**EXERCISE:** Using the records below, give the number of lines where the word "solle" appears, with no further output.

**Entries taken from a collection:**
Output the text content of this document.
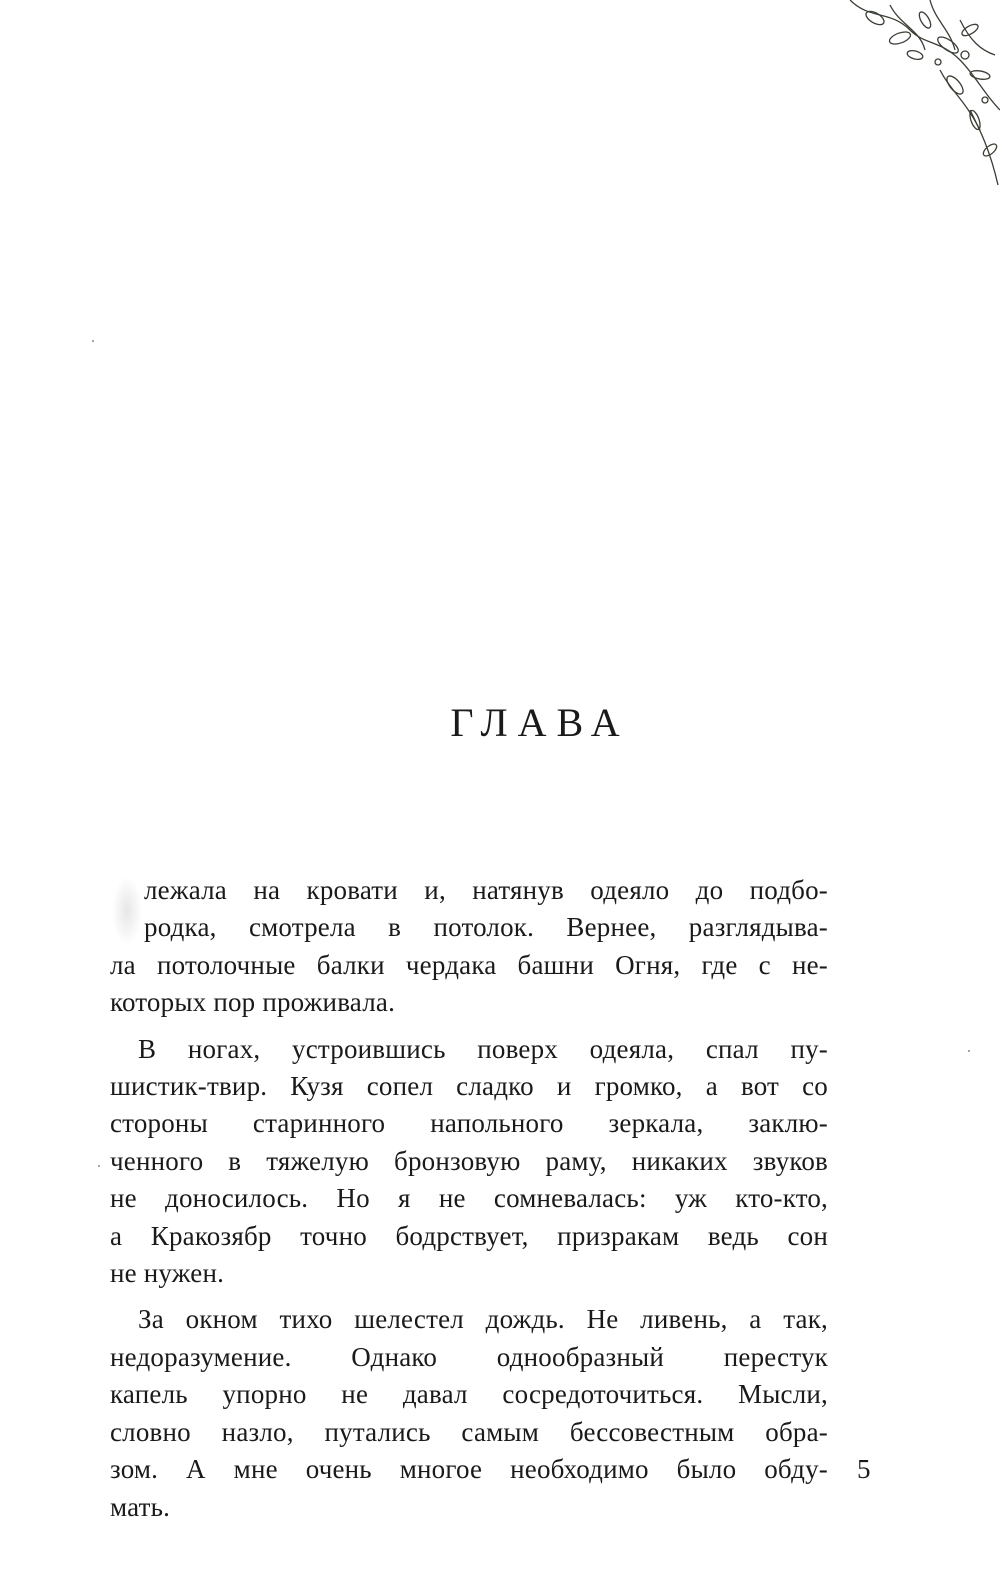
ГЛАВА

лежала на кровати и, натянув одеяло до подбо-
родка, смотрела в потолок. Вернее, разглядыва-
ла потолочные балки чердака башни Огня, где с не-
которых пор проживала.

В ногах, устроившись поверх одеяла, спал пу-
шистик-твир. Кузя сопел сладко и громко, а вот со
стороны старинного напольного зеркала, заклю-
ченного в тяжелую бронзовую раму, никаких звуков
не доносилось. Но я не сомневалась: уж кто-кто,
а Кракозябр точно бодрствует, призракам ведь сон
не нужен.

За окном тихо шелестел дождь. Не ливень, а так,
недоразумение. Однако однообразный перестук
капель упорно не давал сосредоточиться. Мысли,
словно назло, путались самым бессовестным обра-
зом. А мне очень многое необходимо было обду-
мать.

5
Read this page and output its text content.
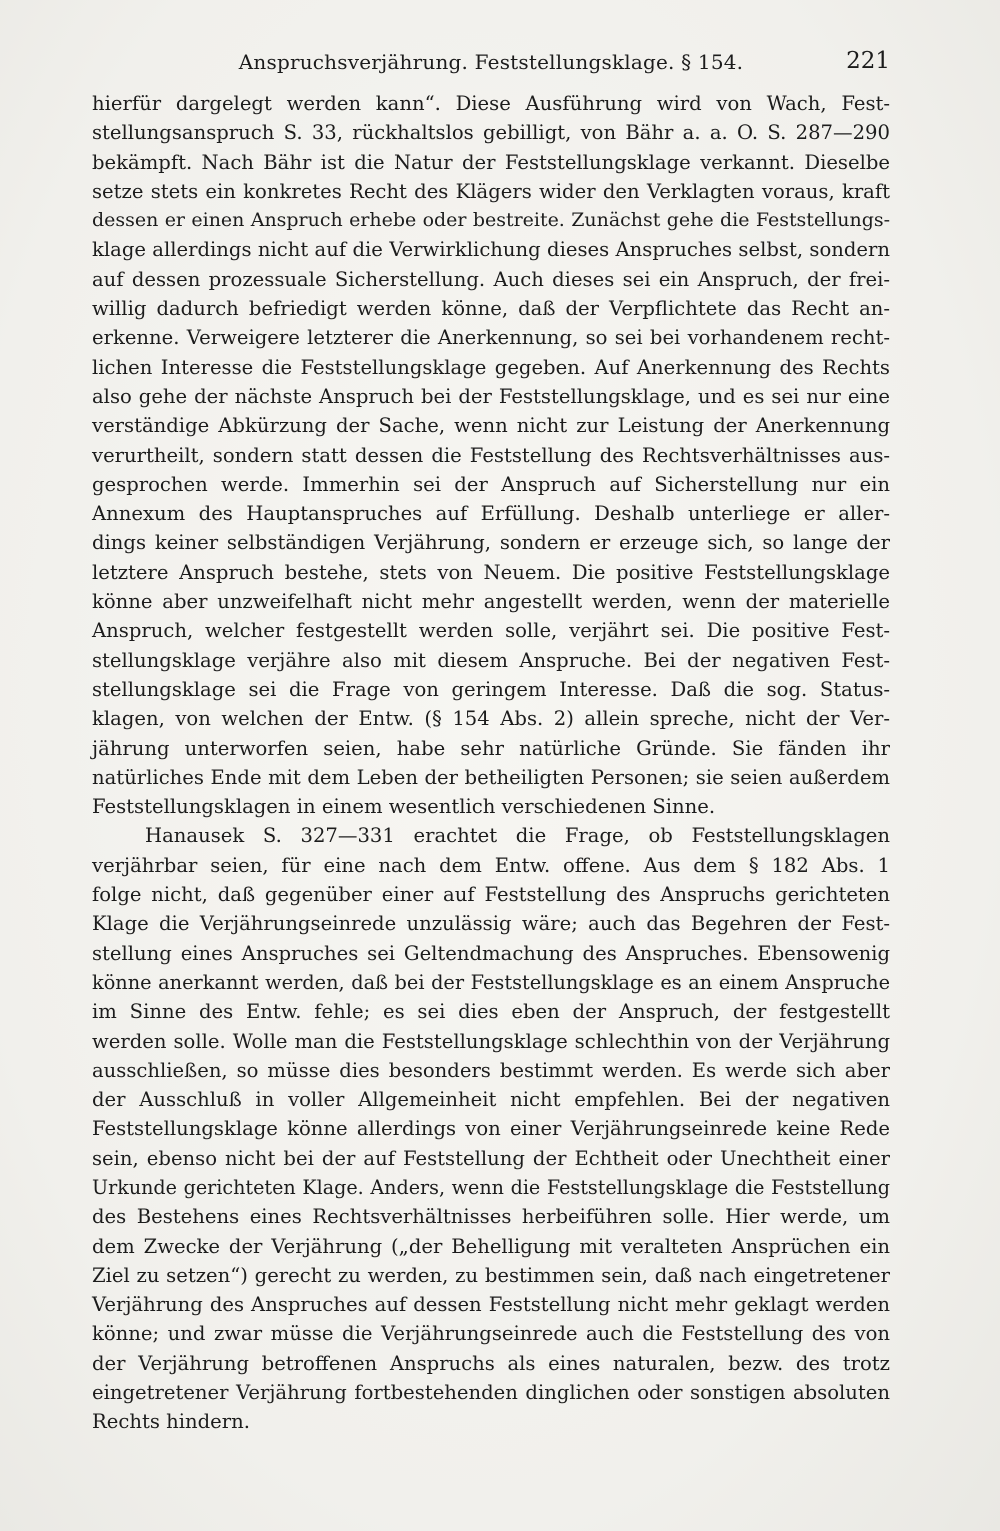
Anspruchsverjährung. Feststellungsklage. § 154.	221
hierfür dargelegt werden kann“. Diese Ausführung wird von Wach, Fest-
stellungsanspruch S. 33, rückhaltslos gebilligt, von Bähr a. a. O. S. 287—290
bekämpft. Nach Bähr ist die Natur der Feststellungsklage verkannt. Dieselbe
setze stets ein konkretes Recht des Klägers wider den Verklagten voraus, kraft
dessen er einen Anspruch erhebe oder bestreite. Zunächst gehe die Feststellungs-
klage allerdings nicht auf die Verwirklichung dieses Anspruches selbst, sondern
auf dessen prozessuale Sicherstellung. Auch dieses sei ein Anspruch, der frei-
willig dadurch befriedigt werden könne, daß der Verpflichtete das Recht an-
erkenne. Verweigere letzterer die Anerkennung, so sei bei vorhandenem recht-
lichen Interesse die Feststellungsklage gegeben. Auf Anerkennung des Rechts
also gehe der nächste Anspruch bei der Feststellungsklage, und es sei nur eine
verständige Abkürzung der Sache, wenn nicht zur Leistung der Anerkennung
verurtheilt, sondern statt dessen die Feststellung des Rechtsverhältnisses aus-
gesprochen werde. Immerhin sei der Anspruch auf Sicherstellung nur ein
Annexum des Hauptanspruches auf Erfüllung. Deshalb unterliege er aller-
dings keiner selbständigen Verjährung, sondern er erzeuge sich, so lange der
letztere Anspruch bestehe, stets von Neuem. Die positive Feststellungsklage
könne aber unzweifelhaft nicht mehr angestellt werden, wenn der materielle
Anspruch, welcher festgestellt werden solle, verjährt sei. Die positive Fest-
stellungsklage verjähre also mit diesem Anspruche. Bei der negativen Fest-
stellungsklage sei die Frage von geringem Interesse. Daß die sog. Status-
klagen, von welchen der Entw. (§ 154 Abs. 2) allein spreche, nicht der Ver-
jährung unterworfen seien, habe sehr natürliche Gründe. Sie fänden ihr
natürliches Ende mit dem Leben der betheiligten Personen; sie seien außerdem
Feststellungsklagen in einem wesentlich verschiedenen Sinne.
Hanausek S. 327—331 erachtet die Frage, ob Feststellungsklagen
verjährbar seien, für eine nach dem Entw. offene. Aus dem § 182 Abs. 1
folge nicht, daß gegenüber einer auf Feststellung des Anspruchs gerichteten
Klage die Verjährungseinrede unzulässig wäre; auch das Begehren der Fest-
stellung eines Anspruches sei Geltendmachung des Anspruches. Ebensowenig
könne anerkannt werden, daß bei der Feststellungsklage es an einem Anspruche
im Sinne des Entw. fehle; es sei dies eben der Anspruch, der festgestellt
werden solle. Wolle man die Feststellungsklage schlechthin von der Verjährung
ausschließen, so müsse dies besonders bestimmt werden. Es werde sich aber
der Ausschluß in voller Allgemeinheit nicht empfehlen. Bei der negativen
Feststellungsklage könne allerdings von einer Verjährungseinrede keine Rede
sein, ebenso nicht bei der auf Feststellung der Echtheit oder Unechtheit einer
Urkunde gerichteten Klage. Anders, wenn die Feststellungsklage die Feststellung
des Bestehens eines Rechtsverhältnisses herbeiführen solle. Hier werde, um
dem Zwecke der Verjährung („der Behelligung mit veralteten Ansprüchen ein
Ziel zu setzen“) gerecht zu werden, zu bestimmen sein, daß nach eingetretener
Verjährung des Anspruches auf dessen Feststellung nicht mehr geklagt werden
könne; und zwar müsse die Verjährungseinrede auch die Feststellung des von
der Verjährung betroffenen Anspruchs als eines naturalen, bezw. des trotz
eingetretener Verjährung fortbestehenden dinglichen oder sonstigen absoluten
Rechts hindern.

**REPLY TO THE EXERCISE:** 3